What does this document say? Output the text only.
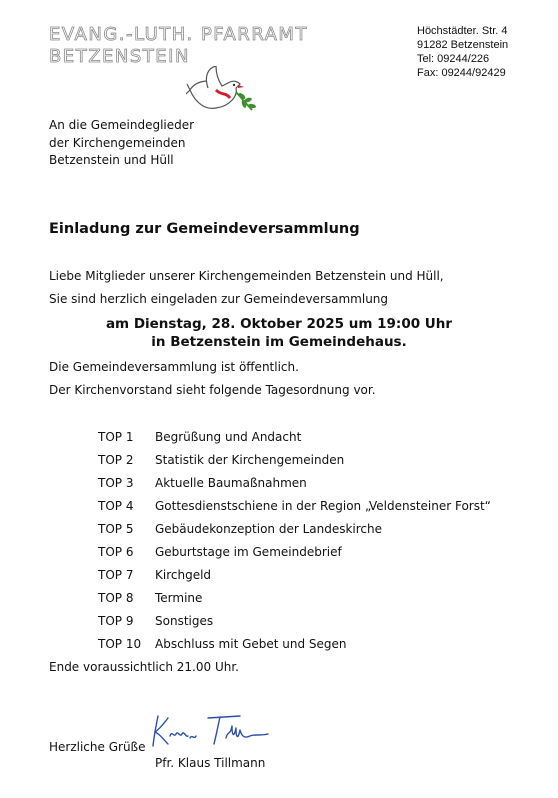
EVANG.-LUTH. PFARRAMT
BETZENSTEIN
Höchstädter. Str. 4
91282 Betzenstein
Tel: 09244/226
Fax: 09244/92429
An die Gemeindeglieder
der Kirchengemeinden
Betzenstein und Hüll
Einladung zur Gemeindeversammlung
Liebe Mitglieder unserer Kirchengemeinden Betzenstein und Hüll,
Sie sind herzlich eingeladen zur Gemeindeversammlung
am Dienstag, 28. Oktober 2025 um 19:00 Uhr
in Betzenstein im Gemeindehaus.
Die Gemeindeversammlung ist öffentlich.
Der Kirchenvorstand sieht folgende Tagesordnung vor.
TOP 1 Begrüßung und Andacht
TOP 2 Statistik der Kirchengemeinden
TOP 3 Aktuelle Baumaßnahmen
TOP 4 Gottesdienstschiene in der Region „Veldensteiner Forst“
TOP 5 Gebäudekonzeption der Landeskirche
TOP 6 Geburtstage im Gemeindebrief
TOP 7 Kirchgeld
TOP 8 Termine
TOP 9 Sonstiges
TOP 10 Abschluss mit Gebet und Segen
Ende voraussichtlich 21.00 Uhr.
Herzliche Grüße
Pfr. Klaus Tillmann
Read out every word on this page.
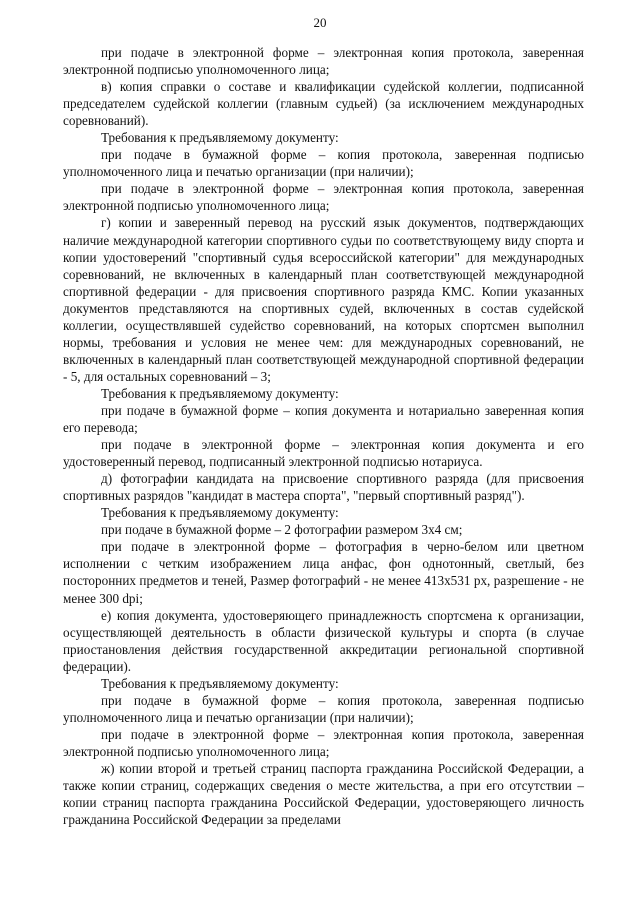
20

при подаче в электронной форме – электронная копия протокола, заверенная электронной подписью уполномоченного лица;

в) копия справки о составе и квалификации судейской коллегии, подписанной председателем судейской коллегии (главным судьей) (за исключением международных соревнований).

Требования к предъявляемому документу:

при подаче в бумажной форме – копия протокола, заверенная подписью уполномоченного лица и печатью организации (при наличии);

при подаче в электронной форме – электронная копия протокола, заверенная электронной подписью уполномоченного лица;

г) копии и заверенный перевод на русский язык документов, подтверждающих наличие международной категории спортивного судьи по соответствующему виду спорта и копии удостоверений "спортивный судья всероссийской категории" для международных соревнований, не включенных в календарный план соответствующей международной спортивной федерации - для присвоения спортивного разряда КМС. Копии указанных документов представляются на спортивных судей, включенных в состав судейской коллегии, осуществлявшей судейство соревнований, на которых спортсмен выполнил нормы, требования и условия не менее чем: для международных соревнований, не включенных в календарный план соответствующей международной спортивной федерации - 5, для остальных соревнований – 3;

Требования к предъявляемому документу:

при подаче в бумажной форме – копия документа и нотариально заверенная копия его перевода;

при подаче в электронной форме – электронная копия документа и его удостоверенный перевод, подписанный электронной подписью нотариуса.

д) фотографии кандидата на присвоение спортивного разряда (для присвоения спортивных разрядов "кандидат в мастера спорта", "первый спортивный разряд").

Требования к предъявляемому документу:

при подаче в бумажной форме – 2 фотографии размером 3x4 см;

при подаче в электронной форме – фотография в черно-белом или цветном исполнении с четким изображением лица анфас, фон однотонный, светлый, без посторонних предметов и теней, Размер фотографий - не менее 413x531 px, разрешение - не менее 300 dpi;

е) копия документа, удостоверяющего принадлежность спортсмена к организации, осуществляющей деятельность в области физической культуры и спорта (в случае приостановления действия государственной аккредитации региональной спортивной федерации).

Требования к предъявляемому документу:

при подаче в бумажной форме – копия протокола, заверенная подписью уполномоченного лица и печатью организации (при наличии);

при подаче в электронной форме – электронная копия протокола, заверенная электронной подписью уполномоченного лица;

ж) копии второй и третьей страниц паспорта гражданина Российской Федерации, а также копии страниц, содержащих сведения о месте жительства, а при его отсутствии – копии страниц паспорта гражданина Российской Федерации, удостоверяющего личность гражданина Российской Федерации за пределами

- Aim:
Take the entries shown above and quote them verbatim, passing over the pictures.

- Reply:
What does this document say? Output the text only.
EVANG.-LUTH. PFARRAMT
BETZENSTEIN
Höchstädter. Str. 4
91282 Betzenstein
Tel: 09244/226
Fax: 09244/92429
An die Gemeindeglieder
der Kirchengemeinden
Betzenstein und Hüll
Einladung zur Gemeindeversammlung
Liebe Mitglieder unserer Kirchengemeinden Betzenstein und Hüll,
Sie sind herzlich eingeladen zur Gemeindeversammlung
am Dienstag, 28. Oktober 2025 um 19:00 Uhr
in Betzenstein im Gemeindehaus.
Die Gemeindeversammlung ist öffentlich.
Der Kirchenvorstand sieht folgende Tagesordnung vor.
TOP 1 Begrüßung und Andacht
TOP 2 Statistik der Kirchengemeinden
TOP 3 Aktuelle Baumaßnahmen
TOP 4 Gottesdienstschiene in der Region „Veldensteiner Forst“
TOP 5 Gebäudekonzeption der Landeskirche
TOP 6 Geburtstage im Gemeindebrief
TOP 7 Kirchgeld
TOP 8 Termine
TOP 9 Sonstiges
TOP 10 Abschluss mit Gebet und Segen
Ende voraussichtlich 21.00 Uhr.
Herzliche Grüße
Pfr. Klaus Tillmann
Read out every word on this page.
20

при подаче в электронной форме – электронная копия протокола, заверенная электронной подписью уполномоченного лица;

в) копия справки о составе и квалификации судейской коллегии, подписанной председателем судейской коллегии (главным судьей) (за исключением международных соревнований).

Требования к предъявляемому документу:

при подаче в бумажной форме – копия протокола, заверенная подписью уполномоченного лица и печатью организации (при наличии);

при подаче в электронной форме – электронная копия протокола, заверенная электронной подписью уполномоченного лица;

г) копии и заверенный перевод на русский язык документов, подтверждающих наличие международной категории спортивного судьи по соответствующему виду спорта и копии удостоверений "спортивный судья всероссийской категории" для международных соревнований, не включенных в календарный план соответствующей международной спортивной федерации - для присвоения спортивного разряда КМС. Копии указанных документов представляются на спортивных судей, включенных в состав судейской коллегии, осуществлявшей судейство соревнований, на которых спортсмен выполнил нормы, требования и условия не менее чем: для международных соревнований, не включенных в календарный план соответствующей международной спортивной федерации - 5, для остальных соревнований – 3;

Требования к предъявляемому документу:

при подаче в бумажной форме – копия документа и нотариально заверенная копия его перевода;

при подаче в электронной форме – электронная копия документа и его удостоверенный перевод, подписанный электронной подписью нотариуса.

д) фотографии кандидата на присвоение спортивного разряда (для присвоения спортивных разрядов "кандидат в мастера спорта", "первый спортивный разряд").

Требования к предъявляемому документу:

при подаче в бумажной форме – 2 фотографии размером 3x4 см;

при подаче в электронной форме – фотография в черно-белом или цветном исполнении с четким изображением лица анфас, фон однотонный, светлый, без посторонних предметов и теней, Размер фотографий - не менее 413x531 px, разрешение - не менее 300 dpi;

е) копия документа, удостоверяющего принадлежность спортсмена к организации, осуществляющей деятельность в области физической культуры и спорта (в случае приостановления действия государственной аккредитации региональной спортивной федерации).

Требования к предъявляемому документу:

при подаче в бумажной форме – копия протокола, заверенная подписью уполномоченного лица и печатью организации (при наличии);

при подаче в электронной форме – электронная копия протокола, заверенная электронной подписью уполномоченного лица;

ж) копии второй и третьей страниц паспорта гражданина Российской Федерации, а также копии страниц, содержащих сведения о месте жительства, а при его отсутствии – копии страниц паспорта гражданина Российской Федерации, удостоверяющего личность гражданина Российской Федерации за пределами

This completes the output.